[Dataset items]
-*-

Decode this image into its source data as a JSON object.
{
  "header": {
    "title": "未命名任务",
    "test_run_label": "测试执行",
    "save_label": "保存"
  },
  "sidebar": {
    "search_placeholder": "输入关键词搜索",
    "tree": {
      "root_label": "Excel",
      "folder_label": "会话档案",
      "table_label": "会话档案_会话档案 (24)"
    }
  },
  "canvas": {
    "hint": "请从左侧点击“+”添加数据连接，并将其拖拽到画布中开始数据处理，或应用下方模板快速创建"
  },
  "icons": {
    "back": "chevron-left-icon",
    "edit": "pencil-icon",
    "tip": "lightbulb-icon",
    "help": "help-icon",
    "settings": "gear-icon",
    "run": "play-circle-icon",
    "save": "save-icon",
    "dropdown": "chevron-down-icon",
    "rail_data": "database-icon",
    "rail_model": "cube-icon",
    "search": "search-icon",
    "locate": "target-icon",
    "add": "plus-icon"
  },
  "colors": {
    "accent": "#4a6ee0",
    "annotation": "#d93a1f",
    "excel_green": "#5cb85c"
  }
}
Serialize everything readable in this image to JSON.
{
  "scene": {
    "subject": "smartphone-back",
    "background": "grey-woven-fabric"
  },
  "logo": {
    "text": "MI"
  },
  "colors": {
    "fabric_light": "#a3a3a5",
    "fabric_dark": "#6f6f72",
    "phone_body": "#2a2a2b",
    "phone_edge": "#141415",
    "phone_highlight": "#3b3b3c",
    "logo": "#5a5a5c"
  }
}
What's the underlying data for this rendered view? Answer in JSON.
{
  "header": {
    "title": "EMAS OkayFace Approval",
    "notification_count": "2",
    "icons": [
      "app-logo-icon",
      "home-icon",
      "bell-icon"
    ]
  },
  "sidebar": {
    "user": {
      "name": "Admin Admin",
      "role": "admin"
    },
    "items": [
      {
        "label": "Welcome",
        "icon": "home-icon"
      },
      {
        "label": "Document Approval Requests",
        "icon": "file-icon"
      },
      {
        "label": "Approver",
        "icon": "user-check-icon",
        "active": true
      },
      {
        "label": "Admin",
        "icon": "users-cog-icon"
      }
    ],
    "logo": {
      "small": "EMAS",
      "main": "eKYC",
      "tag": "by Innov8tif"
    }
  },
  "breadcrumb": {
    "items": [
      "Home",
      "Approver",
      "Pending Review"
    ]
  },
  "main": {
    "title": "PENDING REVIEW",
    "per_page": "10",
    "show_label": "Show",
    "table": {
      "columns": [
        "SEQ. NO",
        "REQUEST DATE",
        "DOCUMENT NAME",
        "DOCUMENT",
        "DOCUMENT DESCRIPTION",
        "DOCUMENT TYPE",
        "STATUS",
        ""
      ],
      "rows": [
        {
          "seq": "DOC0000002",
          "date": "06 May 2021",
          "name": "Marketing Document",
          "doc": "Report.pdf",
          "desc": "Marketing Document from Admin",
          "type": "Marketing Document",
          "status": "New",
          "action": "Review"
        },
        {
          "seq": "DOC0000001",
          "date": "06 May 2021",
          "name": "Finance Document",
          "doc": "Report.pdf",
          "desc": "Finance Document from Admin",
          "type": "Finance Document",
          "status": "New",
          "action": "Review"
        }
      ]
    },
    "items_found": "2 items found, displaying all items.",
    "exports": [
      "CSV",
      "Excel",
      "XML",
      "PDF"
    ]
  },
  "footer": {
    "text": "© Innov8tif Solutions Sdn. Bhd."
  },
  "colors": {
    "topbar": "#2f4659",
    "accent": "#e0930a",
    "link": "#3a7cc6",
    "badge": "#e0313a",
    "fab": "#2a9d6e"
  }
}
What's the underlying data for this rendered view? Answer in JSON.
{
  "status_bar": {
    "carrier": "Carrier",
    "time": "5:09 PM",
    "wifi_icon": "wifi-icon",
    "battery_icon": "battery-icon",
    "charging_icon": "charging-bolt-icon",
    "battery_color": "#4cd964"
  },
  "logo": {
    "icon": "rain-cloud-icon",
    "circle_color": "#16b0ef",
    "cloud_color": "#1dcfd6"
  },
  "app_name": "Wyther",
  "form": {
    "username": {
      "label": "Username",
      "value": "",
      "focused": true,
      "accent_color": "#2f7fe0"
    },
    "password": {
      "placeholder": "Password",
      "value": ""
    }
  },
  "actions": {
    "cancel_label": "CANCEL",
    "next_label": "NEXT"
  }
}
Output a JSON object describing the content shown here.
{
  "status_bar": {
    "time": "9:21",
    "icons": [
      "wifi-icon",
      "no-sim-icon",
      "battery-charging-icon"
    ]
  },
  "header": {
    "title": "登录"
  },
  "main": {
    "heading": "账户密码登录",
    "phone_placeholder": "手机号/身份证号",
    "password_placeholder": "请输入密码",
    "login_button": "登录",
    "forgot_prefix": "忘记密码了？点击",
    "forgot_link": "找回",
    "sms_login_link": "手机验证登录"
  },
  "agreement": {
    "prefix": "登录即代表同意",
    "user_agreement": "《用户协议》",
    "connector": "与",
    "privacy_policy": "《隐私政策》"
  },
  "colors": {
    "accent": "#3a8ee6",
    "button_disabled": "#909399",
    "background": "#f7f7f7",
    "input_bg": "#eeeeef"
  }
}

-*-

== Work instructions ==
Take the data above and return it exactly.

== Answer in full ==
Decode this image into its source data as a JSON object.
{
  "header": {
    "title": "未命名任务",
    "test_run_label": "测试执行",
    "save_label": "保存"
  },
  "sidebar": {
    "search_placeholder": "输入关键词搜索",
    "tree": {
      "root_label": "Excel",
      "folder_label": "会话档案",
      "table_label": "会话档案_会话档案 (24)"
    }
  },
  "canvas": {
    "hint": "请从左侧点击“+”添加数据连接，并将其拖拽到画布中开始数据处理，或应用下方模板快速创建"
  },
  "icons": {
    "back": "chevron-left-icon",
    "edit": "pencil-icon",
    "tip": "lightbulb-icon",
    "help": "help-icon",
    "settings": "gear-icon",
    "run": "play-circle-icon",
    "save": "save-icon",
    "dropdown": "chevron-down-icon",
    "rail_data": "database-icon",
    "rail_model": "cube-icon",
    "search": "search-icon",
    "locate": "target-icon",
    "add": "plus-icon"
  },
  "colors": {
    "accent": "#4a6ee0",
    "annotation": "#d93a1f",
    "excel_green": "#5cb85c"
  }
}
Serialize everything readable in this image to JSON.
{
  "scene": {
    "subject": "smartphone-back",
    "background": "grey-woven-fabric"
  },
  "logo": {
    "text": "MI"
  },
  "colors": {
    "fabric_light": "#a3a3a5",
    "fabric_dark": "#6f6f72",
    "phone_body": "#2a2a2b",
    "phone_edge": "#141415",
    "phone_highlight": "#3b3b3c",
    "logo": "#5a5a5c"
  }
}
What's the underlying data for this rendered view? Answer in JSON.
{
  "header": {
    "title": "EMAS OkayFace Approval",
    "notification_count": "2",
    "icons": [
      "app-logo-icon",
      "home-icon",
      "bell-icon"
    ]
  },
  "sidebar": {
    "user": {
      "name": "Admin Admin",
      "role": "admin"
    },
    "items": [
      {
        "label": "Welcome",
        "icon": "home-icon"
      },
      {
        "label": "Document Approval Requests",
        "icon": "file-icon"
      },
      {
        "label": "Approver",
        "icon": "user-check-icon",
        "active": true
      },
      {
        "label": "Admin",
        "icon": "users-cog-icon"
      }
    ],
    "logo": {
      "small": "EMAS",
      "main": "eKYC",
      "tag": "by Innov8tif"
    }
  },
  "breadcrumb": {
    "items": [
      "Home",
      "Approver",
      "Pending Review"
    ]
  },
  "main": {
    "title": "PENDING REVIEW",
    "per_page": "10",
    "show_label": "Show",
    "table": {
      "columns": [
        "SEQ. NO",
        "REQUEST DATE",
        "DOCUMENT NAME",
        "DOCUMENT",
        "DOCUMENT DESCRIPTION",
        "DOCUMENT TYPE",
        "STATUS",
        ""
      ],
      "rows": [
        {
          "seq": "DOC0000002",
          "date": "06 May 2021",
          "name": "Marketing Document",
          "doc": "Report.pdf",
          "desc": "Marketing Document from Admin",
          "type": "Marketing Document",
          "status": "New",
          "action": "Review"
        },
        {
          "seq": "DOC0000001",
          "date": "06 May 2021",
          "name": "Finance Document",
          "doc": "Report.pdf",
          "desc": "Finance Document from Admin",
          "type": "Finance Document",
          "status": "New",
          "action": "Review"
        }
      ]
    },
    "items_found": "2 items found, displaying all items.",
    "exports": [
      "CSV",
      "Excel",
      "XML",
      "PDF"
    ]
  },
  "footer": {
    "text": "© Innov8tif Solutions Sdn. Bhd."
  },
  "colors": {
    "topbar": "#2f4659",
    "accent": "#e0930a",
    "link": "#3a7cc6",
    "badge": "#e0313a",
    "fab": "#2a9d6e"
  }
}
What's the underlying data for this rendered view? Answer in JSON.
{
  "status_bar": {
    "carrier": "Carrier",
    "time": "5:09 PM",
    "wifi_icon": "wifi-icon",
    "battery_icon": "battery-icon",
    "charging_icon": "charging-bolt-icon",
    "battery_color": "#4cd964"
  },
  "logo": {
    "icon": "rain-cloud-icon",
    "circle_color": "#16b0ef",
    "cloud_color": "#1dcfd6"
  },
  "app_name": "Wyther",
  "form": {
    "username": {
      "label": "Username",
      "value": "",
      "focused": true,
      "accent_color": "#2f7fe0"
    },
    "password": {
      "placeholder": "Password",
      "value": ""
    }
  },
  "actions": {
    "cancel_label": "CANCEL",
    "next_label": "NEXT"
  }
}
Output a JSON object describing the content shown here.
{
  "status_bar": {
    "time": "9:21",
    "icons": [
      "wifi-icon",
      "no-sim-icon",
      "battery-charging-icon"
    ]
  },
  "header": {
    "title": "登录"
  },
  "main": {
    "heading": "账户密码登录",
    "phone_placeholder": "手机号/身份证号",
    "password_placeholder": "请输入密码",
    "login_button": "登录",
    "forgot_prefix": "忘记密码了？点击",
    "forgot_link": "找回",
    "sms_login_link": "手机验证登录"
  },
  "agreement": {
    "prefix": "登录即代表同意",
    "user_agreement": "《用户协议》",
    "connector": "与",
    "privacy_policy": "《隐私政策》"
  },
  "colors": {
    "accent": "#3a8ee6",
    "button_disabled": "#909399",
    "background": "#f7f7f7",
    "input_bg": "#eeeeef"
  }
}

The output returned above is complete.